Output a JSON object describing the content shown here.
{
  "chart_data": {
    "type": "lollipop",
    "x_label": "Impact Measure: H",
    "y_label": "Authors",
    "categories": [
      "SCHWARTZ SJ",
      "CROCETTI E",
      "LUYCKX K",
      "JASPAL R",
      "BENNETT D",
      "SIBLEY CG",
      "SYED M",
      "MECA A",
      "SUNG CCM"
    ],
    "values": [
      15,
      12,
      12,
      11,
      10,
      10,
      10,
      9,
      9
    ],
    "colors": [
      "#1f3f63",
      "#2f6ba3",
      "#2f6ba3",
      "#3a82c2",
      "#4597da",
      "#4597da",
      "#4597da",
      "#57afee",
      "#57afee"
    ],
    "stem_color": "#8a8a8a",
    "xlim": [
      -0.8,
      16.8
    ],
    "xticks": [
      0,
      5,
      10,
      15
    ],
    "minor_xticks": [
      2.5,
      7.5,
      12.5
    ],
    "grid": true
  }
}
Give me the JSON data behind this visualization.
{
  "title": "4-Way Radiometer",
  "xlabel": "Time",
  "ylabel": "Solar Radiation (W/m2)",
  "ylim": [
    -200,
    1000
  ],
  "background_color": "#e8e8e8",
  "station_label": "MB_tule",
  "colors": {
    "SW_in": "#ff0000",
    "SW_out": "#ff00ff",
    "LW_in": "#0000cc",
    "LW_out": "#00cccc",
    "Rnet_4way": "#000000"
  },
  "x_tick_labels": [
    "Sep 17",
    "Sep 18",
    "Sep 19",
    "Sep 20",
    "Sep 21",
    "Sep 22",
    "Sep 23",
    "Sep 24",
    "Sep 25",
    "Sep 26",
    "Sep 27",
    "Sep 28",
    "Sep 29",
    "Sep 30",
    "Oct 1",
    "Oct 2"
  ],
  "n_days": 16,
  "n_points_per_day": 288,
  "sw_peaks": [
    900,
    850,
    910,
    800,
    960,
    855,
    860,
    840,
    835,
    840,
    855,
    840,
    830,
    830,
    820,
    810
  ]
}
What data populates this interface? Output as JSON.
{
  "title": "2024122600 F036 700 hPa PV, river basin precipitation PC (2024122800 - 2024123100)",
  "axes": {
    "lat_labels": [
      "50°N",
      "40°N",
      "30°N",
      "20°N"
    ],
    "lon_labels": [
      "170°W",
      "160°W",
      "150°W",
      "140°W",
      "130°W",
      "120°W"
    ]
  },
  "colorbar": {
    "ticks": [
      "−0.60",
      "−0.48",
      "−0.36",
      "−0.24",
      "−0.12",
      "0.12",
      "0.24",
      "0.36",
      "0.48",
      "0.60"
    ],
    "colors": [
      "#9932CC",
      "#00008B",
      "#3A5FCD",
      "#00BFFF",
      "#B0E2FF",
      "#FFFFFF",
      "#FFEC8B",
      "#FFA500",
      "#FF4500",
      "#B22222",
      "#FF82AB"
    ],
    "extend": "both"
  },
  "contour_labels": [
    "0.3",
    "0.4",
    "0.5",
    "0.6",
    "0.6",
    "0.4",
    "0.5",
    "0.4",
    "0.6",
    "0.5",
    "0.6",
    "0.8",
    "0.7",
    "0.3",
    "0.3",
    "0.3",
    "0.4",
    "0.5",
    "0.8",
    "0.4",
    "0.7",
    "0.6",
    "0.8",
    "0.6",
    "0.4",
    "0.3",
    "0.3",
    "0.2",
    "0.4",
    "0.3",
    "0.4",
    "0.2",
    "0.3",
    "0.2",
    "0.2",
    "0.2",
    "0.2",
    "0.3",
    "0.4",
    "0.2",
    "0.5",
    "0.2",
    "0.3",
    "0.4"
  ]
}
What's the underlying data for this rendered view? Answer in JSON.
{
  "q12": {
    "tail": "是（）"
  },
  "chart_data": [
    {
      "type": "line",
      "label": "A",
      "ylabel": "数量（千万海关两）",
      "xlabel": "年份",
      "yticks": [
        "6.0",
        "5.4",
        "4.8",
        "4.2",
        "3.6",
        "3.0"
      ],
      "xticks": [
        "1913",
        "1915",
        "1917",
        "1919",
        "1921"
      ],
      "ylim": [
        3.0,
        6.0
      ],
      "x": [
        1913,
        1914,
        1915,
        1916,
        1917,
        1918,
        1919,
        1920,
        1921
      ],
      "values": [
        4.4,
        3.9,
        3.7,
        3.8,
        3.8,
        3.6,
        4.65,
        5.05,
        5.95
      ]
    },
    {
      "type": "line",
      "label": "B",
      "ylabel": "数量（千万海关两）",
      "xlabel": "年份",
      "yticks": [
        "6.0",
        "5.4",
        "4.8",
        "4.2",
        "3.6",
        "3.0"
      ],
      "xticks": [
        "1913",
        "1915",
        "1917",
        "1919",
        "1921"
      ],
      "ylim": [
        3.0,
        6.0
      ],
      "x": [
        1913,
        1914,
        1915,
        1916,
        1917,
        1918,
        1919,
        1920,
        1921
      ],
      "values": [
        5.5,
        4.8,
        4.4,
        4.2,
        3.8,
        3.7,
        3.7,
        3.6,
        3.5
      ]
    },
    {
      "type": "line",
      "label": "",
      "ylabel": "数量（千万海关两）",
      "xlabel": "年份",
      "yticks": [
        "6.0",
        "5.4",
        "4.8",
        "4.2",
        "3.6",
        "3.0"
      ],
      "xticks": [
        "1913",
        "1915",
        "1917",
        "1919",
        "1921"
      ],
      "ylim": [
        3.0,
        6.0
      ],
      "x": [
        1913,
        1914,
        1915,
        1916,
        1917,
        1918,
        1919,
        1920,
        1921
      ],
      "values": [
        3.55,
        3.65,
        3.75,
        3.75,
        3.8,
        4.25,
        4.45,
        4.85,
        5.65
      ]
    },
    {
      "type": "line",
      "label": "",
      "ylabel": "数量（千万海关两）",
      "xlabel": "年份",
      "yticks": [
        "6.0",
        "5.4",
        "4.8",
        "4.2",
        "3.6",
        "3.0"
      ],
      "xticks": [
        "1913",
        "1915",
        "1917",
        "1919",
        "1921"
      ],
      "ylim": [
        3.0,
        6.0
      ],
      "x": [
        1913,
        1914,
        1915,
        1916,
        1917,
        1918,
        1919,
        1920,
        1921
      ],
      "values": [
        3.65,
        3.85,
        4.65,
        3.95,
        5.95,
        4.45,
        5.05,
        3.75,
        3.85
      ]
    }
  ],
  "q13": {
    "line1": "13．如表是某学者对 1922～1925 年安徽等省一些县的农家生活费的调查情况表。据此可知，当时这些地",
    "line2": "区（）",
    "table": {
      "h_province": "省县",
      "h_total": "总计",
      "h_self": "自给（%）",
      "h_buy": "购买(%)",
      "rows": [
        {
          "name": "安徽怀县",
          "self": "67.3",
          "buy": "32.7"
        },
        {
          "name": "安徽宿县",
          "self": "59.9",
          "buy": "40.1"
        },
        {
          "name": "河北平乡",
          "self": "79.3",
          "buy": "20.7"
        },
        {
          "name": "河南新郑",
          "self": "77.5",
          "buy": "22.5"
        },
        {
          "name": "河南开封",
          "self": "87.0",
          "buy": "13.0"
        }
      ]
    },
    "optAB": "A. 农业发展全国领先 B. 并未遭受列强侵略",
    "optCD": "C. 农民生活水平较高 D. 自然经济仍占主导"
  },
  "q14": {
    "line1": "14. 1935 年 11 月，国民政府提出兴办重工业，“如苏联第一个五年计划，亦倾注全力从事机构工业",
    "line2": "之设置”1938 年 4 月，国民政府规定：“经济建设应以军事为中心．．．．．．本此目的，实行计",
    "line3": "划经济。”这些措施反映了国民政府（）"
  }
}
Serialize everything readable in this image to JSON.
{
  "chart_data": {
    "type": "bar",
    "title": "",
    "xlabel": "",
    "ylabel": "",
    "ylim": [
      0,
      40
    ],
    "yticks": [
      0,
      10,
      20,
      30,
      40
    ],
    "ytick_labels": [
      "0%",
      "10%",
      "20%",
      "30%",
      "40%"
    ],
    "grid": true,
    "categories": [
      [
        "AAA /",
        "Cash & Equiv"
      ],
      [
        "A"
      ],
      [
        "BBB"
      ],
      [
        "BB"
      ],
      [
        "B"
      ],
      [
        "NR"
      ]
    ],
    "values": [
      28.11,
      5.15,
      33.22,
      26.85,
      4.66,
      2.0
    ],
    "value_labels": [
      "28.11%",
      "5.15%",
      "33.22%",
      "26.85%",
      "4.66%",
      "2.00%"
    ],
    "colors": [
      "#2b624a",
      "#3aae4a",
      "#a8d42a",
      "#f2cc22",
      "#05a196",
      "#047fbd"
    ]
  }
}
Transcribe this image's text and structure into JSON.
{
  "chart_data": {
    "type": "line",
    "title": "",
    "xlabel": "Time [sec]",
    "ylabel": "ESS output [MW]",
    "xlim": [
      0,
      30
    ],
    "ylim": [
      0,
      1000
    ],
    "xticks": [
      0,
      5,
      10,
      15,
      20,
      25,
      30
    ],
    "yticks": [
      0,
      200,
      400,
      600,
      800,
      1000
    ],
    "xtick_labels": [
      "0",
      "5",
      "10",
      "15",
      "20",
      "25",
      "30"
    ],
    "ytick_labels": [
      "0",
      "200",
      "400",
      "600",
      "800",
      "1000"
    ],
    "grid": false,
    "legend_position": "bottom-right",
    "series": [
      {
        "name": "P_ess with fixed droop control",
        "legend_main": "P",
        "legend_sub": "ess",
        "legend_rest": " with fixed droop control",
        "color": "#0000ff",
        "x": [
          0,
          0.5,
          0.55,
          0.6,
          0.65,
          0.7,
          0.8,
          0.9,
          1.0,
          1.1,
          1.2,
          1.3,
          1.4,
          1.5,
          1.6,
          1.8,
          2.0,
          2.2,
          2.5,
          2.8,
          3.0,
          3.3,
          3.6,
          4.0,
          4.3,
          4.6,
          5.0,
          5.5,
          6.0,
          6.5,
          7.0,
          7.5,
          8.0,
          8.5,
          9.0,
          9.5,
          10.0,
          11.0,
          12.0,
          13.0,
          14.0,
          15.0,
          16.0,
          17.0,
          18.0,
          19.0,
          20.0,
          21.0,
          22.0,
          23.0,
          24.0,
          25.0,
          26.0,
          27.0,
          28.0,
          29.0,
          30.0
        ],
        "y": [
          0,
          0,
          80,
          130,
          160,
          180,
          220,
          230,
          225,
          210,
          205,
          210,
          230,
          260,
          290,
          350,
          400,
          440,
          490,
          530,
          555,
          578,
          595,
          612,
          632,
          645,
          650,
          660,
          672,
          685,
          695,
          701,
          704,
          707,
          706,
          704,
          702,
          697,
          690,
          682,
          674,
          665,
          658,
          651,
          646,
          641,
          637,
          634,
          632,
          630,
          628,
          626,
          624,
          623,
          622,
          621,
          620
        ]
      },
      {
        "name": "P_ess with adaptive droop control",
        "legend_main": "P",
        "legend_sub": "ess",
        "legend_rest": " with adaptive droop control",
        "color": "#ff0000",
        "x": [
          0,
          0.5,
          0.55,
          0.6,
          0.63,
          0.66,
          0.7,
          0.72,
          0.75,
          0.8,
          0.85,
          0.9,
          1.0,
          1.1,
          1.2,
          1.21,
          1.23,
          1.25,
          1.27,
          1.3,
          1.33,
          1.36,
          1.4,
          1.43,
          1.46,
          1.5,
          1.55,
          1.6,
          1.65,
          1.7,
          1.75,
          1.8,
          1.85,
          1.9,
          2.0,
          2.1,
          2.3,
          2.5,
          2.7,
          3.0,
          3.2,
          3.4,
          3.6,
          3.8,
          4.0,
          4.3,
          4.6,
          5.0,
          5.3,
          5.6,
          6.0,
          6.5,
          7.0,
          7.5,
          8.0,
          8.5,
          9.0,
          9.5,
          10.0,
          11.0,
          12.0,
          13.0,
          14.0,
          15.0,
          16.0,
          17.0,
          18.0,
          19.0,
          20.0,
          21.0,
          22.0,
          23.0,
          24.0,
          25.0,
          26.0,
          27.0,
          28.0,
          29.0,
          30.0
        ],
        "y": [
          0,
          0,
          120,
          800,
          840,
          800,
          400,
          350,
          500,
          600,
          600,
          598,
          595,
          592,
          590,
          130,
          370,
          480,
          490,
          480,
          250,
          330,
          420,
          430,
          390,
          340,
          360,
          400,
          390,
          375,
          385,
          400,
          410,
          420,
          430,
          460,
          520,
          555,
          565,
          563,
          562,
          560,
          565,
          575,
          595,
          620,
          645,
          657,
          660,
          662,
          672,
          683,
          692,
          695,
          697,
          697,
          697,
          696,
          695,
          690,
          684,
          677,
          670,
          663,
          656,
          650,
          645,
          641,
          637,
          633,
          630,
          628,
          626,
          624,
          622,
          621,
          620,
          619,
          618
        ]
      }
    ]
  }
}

THE TASK |
Give the count of lines in the data above that hold the string "droop", with no additional words.

RESPONSE |
4